§ WHAT YOU NEED TO DO: In your copy, leave out the pictures; write out all the data exactly.

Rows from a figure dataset
————

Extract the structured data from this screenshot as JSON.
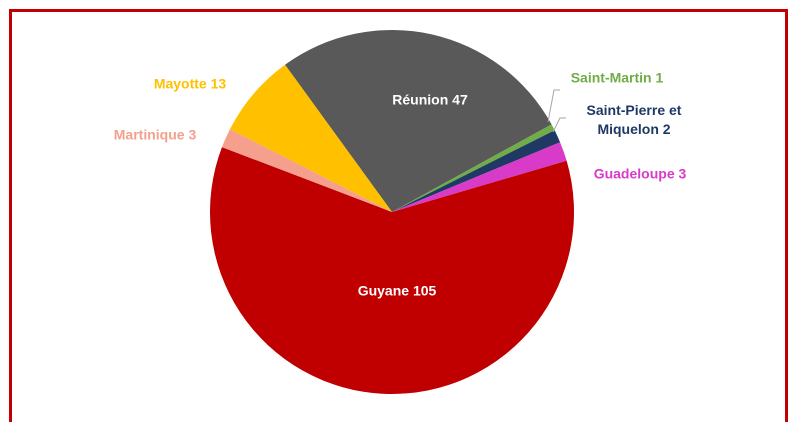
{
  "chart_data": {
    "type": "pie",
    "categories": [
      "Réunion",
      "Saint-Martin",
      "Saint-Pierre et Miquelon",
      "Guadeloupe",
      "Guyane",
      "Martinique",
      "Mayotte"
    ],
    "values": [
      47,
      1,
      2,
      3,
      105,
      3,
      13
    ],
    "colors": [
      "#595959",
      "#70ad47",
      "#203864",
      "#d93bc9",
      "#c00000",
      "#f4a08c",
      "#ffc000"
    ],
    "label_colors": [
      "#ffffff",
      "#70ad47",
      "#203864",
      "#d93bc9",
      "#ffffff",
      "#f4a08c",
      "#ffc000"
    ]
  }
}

————

§ COMPLETE ANSWER:
Extract the structured data from this screenshot as JSON.
{
  "chart_data": {
    "type": "pie",
    "categories": [
      "Réunion",
      "Saint-Martin",
      "Saint-Pierre et Miquelon",
      "Guadeloupe",
      "Guyane",
      "Martinique",
      "Mayotte"
    ],
    "values": [
      47,
      1,
      2,
      3,
      105,
      3,
      13
    ],
    "colors": [
      "#595959",
      "#70ad47",
      "#203864",
      "#d93bc9",
      "#c00000",
      "#f4a08c",
      "#ffc000"
    ],
    "label_colors": [
      "#ffffff",
      "#70ad47",
      "#203864",
      "#d93bc9",
      "#ffffff",
      "#f4a08c",
      "#ffc000"
    ]
  }
}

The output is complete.